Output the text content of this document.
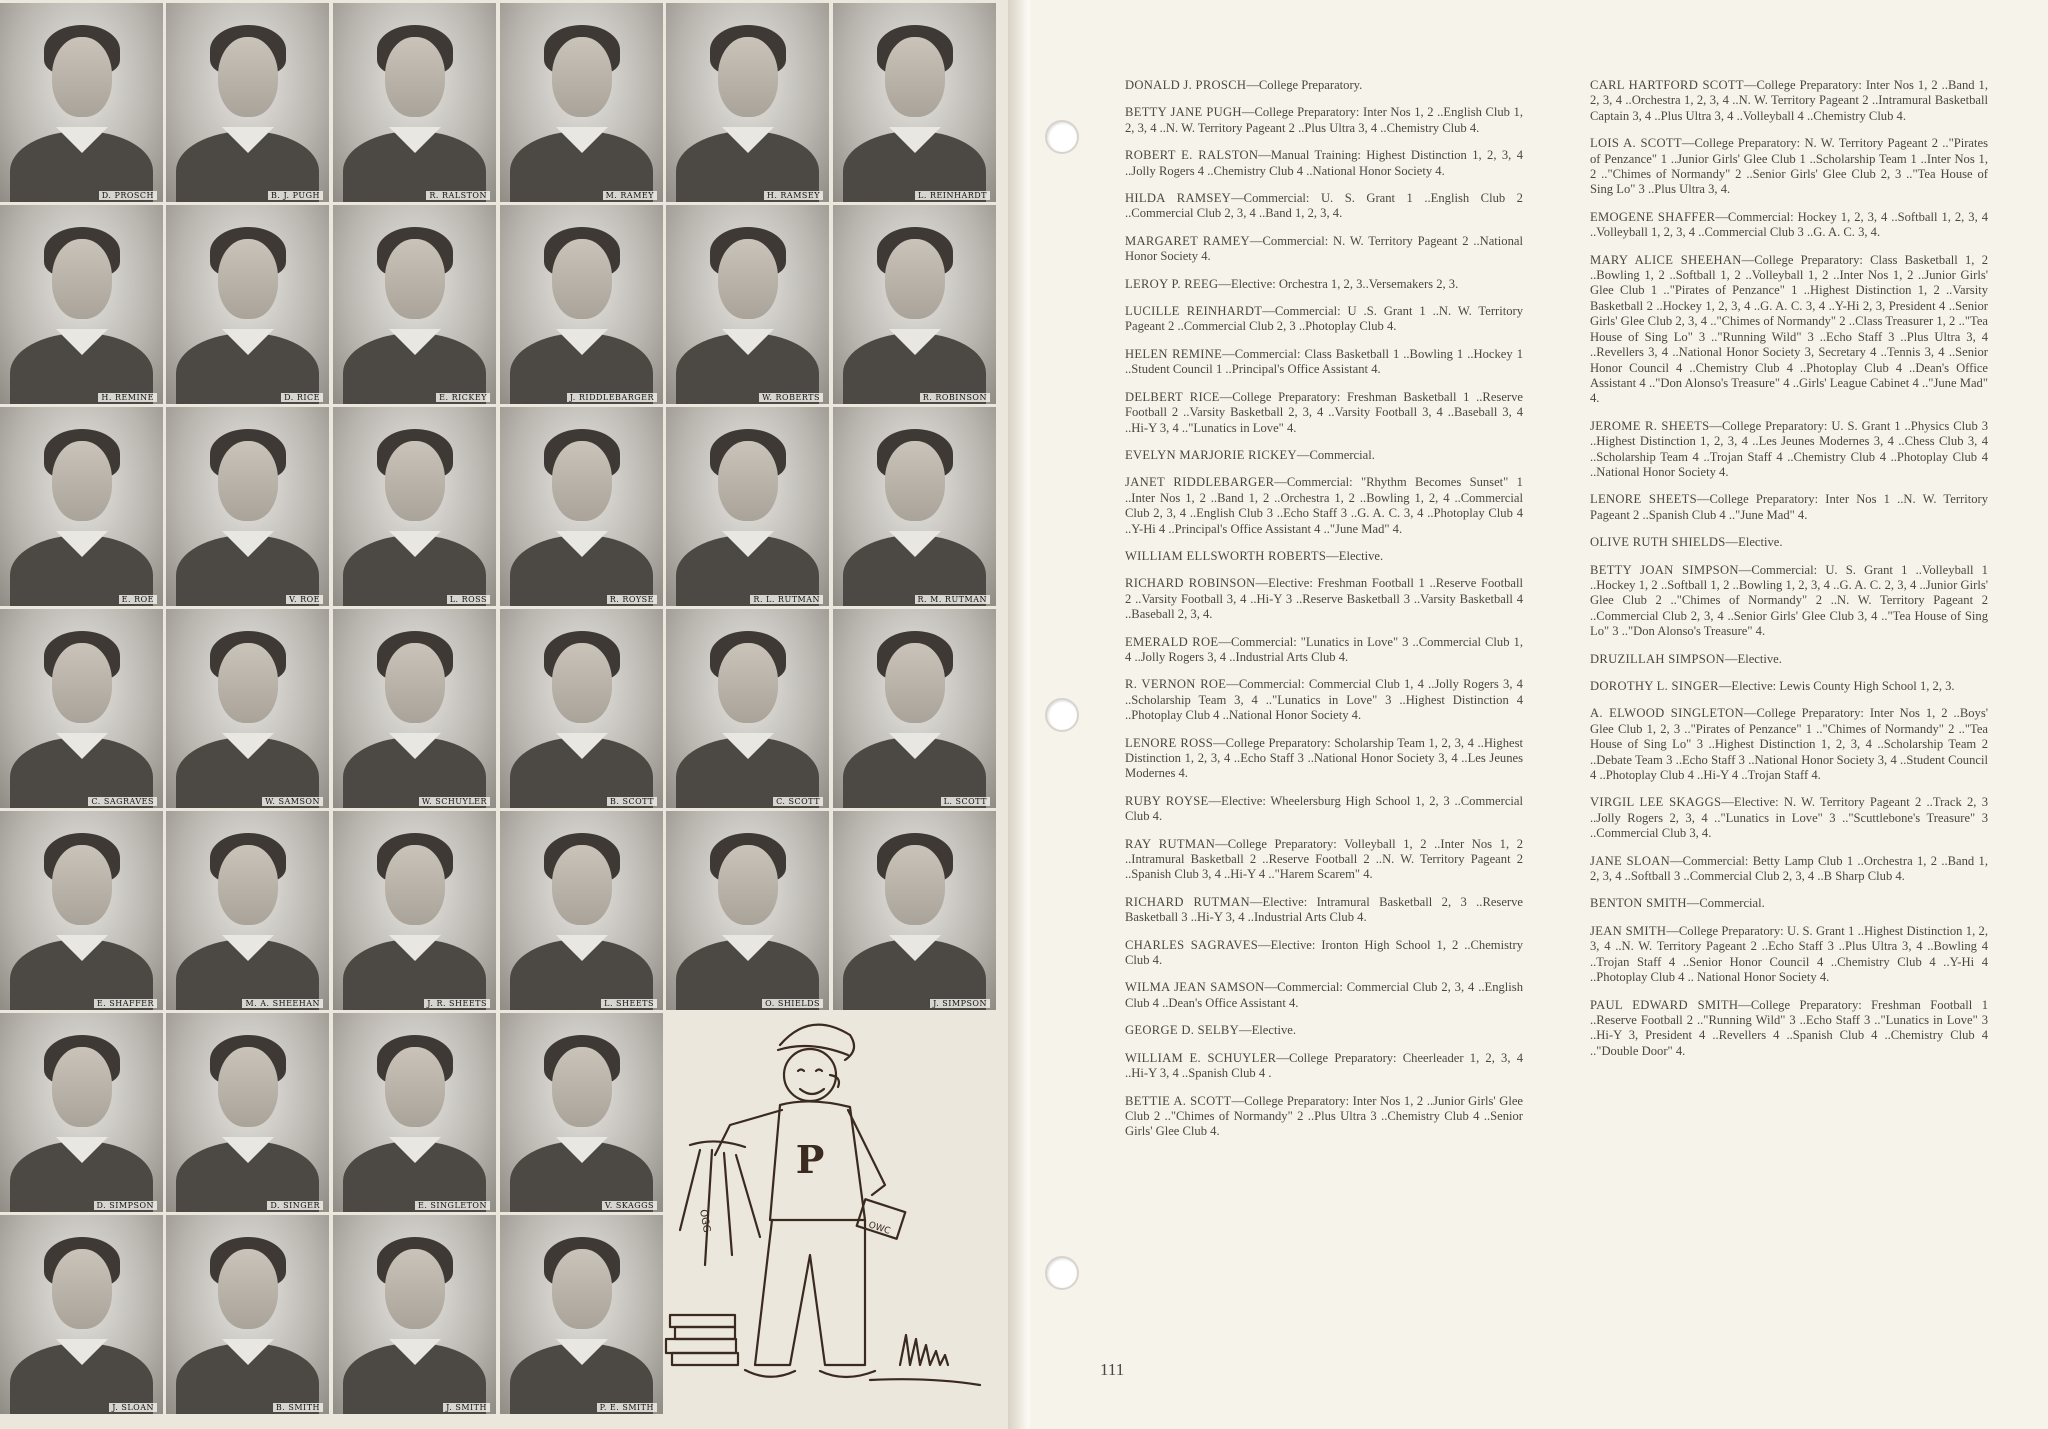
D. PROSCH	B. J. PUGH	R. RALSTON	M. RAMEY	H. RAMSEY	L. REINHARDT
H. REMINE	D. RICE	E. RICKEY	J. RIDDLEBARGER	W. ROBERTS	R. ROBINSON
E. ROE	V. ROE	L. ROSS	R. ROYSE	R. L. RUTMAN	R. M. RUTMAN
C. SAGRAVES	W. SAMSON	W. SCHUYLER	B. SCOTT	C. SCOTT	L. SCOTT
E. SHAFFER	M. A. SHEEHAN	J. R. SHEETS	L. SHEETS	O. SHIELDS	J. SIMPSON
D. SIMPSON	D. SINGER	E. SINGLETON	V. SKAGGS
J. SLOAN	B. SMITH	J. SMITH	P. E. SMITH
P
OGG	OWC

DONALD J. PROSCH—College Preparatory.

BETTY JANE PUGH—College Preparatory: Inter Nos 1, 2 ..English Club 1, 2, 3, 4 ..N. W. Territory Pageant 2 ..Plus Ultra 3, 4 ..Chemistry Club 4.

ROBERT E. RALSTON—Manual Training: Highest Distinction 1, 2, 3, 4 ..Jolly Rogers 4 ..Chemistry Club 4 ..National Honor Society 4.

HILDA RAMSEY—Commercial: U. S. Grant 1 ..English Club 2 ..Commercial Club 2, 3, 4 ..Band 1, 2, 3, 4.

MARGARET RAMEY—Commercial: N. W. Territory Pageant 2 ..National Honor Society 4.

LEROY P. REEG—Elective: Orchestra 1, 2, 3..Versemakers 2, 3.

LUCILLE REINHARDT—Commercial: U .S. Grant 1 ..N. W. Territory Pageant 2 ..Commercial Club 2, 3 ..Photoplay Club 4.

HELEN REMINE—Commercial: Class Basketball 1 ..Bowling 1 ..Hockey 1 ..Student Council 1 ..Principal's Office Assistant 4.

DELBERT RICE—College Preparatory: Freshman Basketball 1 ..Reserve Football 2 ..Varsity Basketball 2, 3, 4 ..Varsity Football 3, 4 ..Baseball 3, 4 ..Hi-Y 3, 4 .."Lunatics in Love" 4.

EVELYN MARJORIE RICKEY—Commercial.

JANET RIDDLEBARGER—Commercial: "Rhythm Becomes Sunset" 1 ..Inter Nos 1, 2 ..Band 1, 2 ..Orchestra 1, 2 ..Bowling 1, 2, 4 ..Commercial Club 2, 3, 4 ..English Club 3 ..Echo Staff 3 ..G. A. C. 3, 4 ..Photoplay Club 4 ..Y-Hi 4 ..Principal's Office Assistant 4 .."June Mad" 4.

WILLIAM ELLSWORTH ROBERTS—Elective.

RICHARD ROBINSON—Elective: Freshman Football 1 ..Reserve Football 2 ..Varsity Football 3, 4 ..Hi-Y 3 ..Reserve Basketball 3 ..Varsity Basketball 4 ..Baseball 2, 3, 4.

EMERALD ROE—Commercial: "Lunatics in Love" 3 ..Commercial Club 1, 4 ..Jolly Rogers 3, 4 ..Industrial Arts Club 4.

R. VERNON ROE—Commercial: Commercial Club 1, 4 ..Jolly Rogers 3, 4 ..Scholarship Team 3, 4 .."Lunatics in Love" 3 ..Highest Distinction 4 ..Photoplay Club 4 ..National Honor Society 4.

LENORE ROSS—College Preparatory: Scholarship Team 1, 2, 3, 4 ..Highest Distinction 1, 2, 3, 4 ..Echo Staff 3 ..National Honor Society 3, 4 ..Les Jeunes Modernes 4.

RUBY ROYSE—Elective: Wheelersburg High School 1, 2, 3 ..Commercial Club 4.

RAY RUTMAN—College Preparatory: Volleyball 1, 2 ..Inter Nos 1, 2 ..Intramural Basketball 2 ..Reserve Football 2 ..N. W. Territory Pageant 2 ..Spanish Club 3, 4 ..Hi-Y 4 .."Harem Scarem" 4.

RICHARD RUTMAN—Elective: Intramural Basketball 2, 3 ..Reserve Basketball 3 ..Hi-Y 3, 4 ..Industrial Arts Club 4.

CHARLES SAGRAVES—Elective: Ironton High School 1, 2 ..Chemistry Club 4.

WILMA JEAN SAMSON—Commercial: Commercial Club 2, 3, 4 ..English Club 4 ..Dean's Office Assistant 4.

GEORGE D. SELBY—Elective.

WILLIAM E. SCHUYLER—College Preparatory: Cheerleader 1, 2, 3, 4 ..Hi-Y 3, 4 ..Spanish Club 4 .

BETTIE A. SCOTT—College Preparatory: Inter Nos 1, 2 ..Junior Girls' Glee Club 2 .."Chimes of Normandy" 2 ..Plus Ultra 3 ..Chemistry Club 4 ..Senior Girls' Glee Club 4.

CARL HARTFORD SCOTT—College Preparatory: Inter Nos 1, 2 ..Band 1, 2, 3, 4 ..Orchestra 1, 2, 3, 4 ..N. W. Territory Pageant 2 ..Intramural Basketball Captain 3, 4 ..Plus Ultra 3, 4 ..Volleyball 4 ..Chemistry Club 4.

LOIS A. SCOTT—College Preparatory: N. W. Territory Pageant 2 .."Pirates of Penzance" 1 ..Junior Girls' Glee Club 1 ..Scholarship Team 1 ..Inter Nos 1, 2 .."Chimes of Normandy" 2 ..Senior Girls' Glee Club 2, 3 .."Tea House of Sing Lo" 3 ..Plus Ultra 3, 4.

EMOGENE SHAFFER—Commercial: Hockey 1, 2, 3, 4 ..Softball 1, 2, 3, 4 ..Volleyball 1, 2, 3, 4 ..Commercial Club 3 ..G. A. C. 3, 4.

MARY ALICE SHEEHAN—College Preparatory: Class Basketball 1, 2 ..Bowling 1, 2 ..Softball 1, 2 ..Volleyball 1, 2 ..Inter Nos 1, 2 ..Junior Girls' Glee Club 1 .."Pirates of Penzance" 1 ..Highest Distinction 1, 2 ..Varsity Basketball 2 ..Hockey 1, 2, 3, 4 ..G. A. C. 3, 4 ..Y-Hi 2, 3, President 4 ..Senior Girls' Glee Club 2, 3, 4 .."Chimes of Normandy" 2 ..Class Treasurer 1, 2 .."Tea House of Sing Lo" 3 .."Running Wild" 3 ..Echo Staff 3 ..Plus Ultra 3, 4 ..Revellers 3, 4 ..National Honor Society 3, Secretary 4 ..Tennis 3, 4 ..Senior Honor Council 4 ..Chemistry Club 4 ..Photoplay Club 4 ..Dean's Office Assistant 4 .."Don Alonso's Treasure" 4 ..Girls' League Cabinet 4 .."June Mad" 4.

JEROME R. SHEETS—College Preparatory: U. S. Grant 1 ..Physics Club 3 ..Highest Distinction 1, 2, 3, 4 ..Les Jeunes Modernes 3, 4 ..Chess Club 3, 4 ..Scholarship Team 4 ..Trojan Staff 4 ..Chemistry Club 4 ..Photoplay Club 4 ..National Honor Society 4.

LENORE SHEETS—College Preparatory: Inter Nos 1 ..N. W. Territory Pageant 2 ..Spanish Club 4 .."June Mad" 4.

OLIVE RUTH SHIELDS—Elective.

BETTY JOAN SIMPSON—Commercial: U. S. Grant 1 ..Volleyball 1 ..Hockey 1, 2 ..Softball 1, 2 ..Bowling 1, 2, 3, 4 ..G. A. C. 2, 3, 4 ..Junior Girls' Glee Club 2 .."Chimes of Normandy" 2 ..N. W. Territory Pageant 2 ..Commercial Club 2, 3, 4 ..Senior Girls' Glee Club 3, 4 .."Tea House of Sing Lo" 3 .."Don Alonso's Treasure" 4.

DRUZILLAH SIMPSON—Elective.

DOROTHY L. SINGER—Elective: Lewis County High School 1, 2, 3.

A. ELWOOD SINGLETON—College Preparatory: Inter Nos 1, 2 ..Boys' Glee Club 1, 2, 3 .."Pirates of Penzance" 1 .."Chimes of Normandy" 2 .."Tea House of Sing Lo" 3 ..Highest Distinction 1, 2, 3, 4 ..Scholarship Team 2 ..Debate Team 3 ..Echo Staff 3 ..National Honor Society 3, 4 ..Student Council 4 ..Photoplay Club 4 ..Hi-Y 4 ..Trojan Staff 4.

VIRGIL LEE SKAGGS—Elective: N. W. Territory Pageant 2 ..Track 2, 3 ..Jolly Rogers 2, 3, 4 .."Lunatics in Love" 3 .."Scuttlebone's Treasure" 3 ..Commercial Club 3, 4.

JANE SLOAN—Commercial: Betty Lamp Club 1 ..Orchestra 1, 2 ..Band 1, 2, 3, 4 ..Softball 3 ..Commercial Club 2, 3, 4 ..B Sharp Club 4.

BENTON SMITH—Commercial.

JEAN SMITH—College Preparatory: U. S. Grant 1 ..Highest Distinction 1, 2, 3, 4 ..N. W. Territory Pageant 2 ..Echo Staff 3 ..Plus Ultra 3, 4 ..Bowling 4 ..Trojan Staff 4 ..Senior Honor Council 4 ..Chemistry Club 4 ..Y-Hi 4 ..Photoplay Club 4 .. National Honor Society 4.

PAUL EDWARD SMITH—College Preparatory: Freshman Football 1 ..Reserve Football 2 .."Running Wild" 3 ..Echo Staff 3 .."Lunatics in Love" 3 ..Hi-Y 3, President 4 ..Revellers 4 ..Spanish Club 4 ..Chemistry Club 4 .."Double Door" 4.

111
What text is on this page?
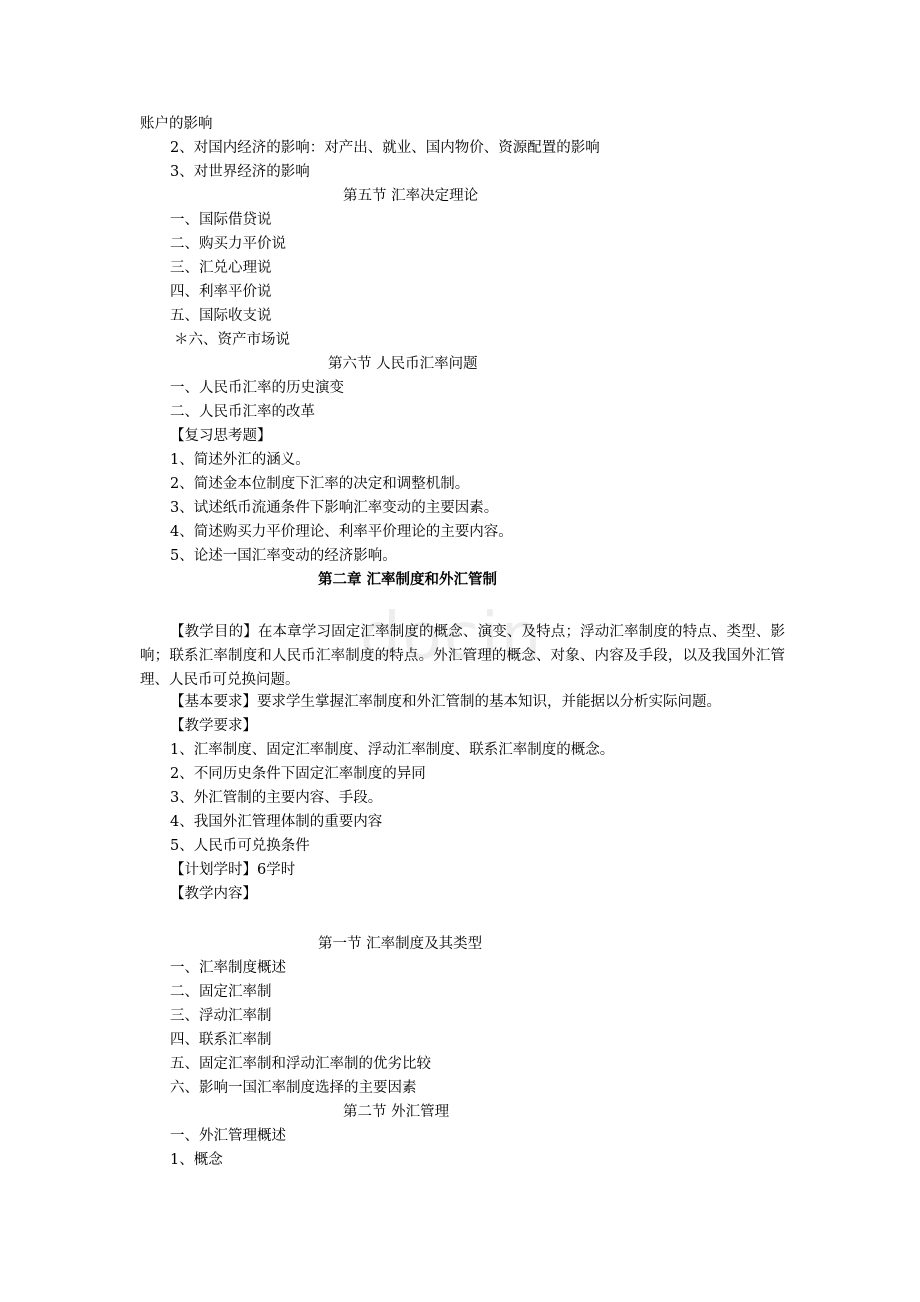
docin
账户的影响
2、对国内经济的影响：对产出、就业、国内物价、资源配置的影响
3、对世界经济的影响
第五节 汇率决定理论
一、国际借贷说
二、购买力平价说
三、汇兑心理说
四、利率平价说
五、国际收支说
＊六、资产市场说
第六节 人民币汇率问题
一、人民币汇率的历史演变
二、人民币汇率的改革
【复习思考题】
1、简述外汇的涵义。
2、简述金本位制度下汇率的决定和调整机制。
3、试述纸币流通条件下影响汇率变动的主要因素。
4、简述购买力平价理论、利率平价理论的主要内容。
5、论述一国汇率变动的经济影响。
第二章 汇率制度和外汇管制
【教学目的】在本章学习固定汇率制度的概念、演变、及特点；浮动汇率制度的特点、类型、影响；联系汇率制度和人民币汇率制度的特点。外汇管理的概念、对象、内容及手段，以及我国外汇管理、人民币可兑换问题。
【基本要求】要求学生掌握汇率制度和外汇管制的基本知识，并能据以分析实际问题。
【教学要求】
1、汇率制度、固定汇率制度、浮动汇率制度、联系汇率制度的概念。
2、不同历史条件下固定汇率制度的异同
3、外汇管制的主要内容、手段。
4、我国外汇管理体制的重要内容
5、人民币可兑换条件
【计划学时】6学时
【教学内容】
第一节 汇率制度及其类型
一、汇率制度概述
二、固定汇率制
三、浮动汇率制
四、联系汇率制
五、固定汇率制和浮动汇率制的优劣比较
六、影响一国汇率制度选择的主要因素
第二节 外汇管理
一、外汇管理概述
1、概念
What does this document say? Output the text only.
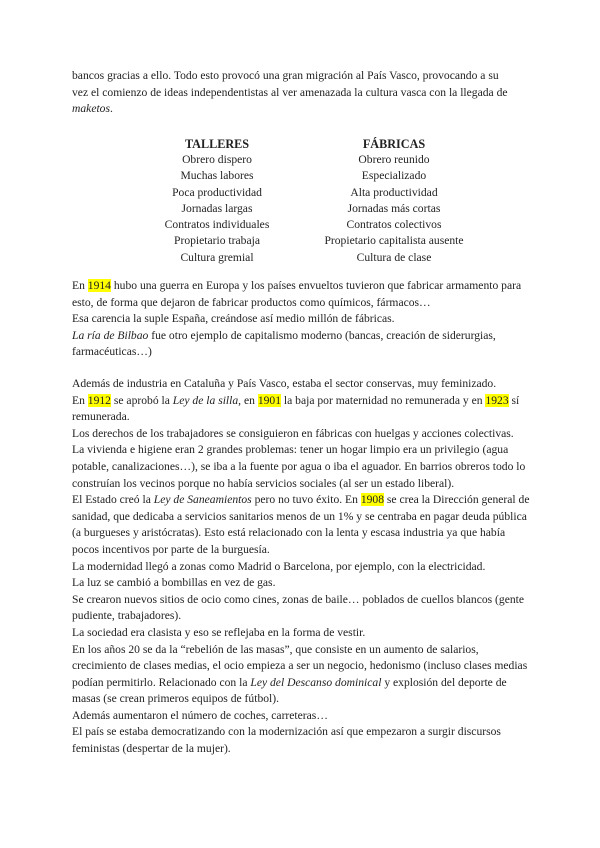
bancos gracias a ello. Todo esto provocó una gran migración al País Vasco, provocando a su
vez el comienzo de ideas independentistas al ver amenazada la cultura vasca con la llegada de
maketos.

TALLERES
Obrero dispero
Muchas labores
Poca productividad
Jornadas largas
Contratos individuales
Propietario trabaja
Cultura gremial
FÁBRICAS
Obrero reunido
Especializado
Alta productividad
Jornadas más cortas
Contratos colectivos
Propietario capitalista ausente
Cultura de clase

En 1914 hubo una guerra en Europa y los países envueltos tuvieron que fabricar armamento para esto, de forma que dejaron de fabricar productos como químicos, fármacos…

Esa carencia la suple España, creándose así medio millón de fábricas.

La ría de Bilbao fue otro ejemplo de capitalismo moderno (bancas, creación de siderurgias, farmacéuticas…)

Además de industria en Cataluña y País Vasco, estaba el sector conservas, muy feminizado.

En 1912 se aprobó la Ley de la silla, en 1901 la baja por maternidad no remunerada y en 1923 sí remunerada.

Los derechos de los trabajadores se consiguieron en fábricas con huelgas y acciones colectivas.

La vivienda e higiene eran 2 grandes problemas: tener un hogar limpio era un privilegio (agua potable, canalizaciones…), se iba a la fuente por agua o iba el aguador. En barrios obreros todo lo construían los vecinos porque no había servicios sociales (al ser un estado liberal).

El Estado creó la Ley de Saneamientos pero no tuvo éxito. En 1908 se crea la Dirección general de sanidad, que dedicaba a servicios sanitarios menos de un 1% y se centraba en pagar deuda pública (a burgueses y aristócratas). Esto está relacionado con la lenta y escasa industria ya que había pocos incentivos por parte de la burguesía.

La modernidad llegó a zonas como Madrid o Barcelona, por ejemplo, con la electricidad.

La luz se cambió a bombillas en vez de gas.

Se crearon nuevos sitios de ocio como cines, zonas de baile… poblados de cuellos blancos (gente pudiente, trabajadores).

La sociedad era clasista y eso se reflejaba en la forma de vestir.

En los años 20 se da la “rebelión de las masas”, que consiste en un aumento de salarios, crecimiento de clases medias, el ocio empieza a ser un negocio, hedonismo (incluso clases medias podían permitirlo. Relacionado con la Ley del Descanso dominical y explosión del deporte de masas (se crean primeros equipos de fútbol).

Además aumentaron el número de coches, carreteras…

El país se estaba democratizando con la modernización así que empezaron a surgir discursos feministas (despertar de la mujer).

> [WHAT YOU HAVE TO DO]
In the records above, locate each line with the word "Contratos". Copy all such lines.

> [OUTPUT OF THE EXERCISE]
Contratos individuales
Contratos colectivos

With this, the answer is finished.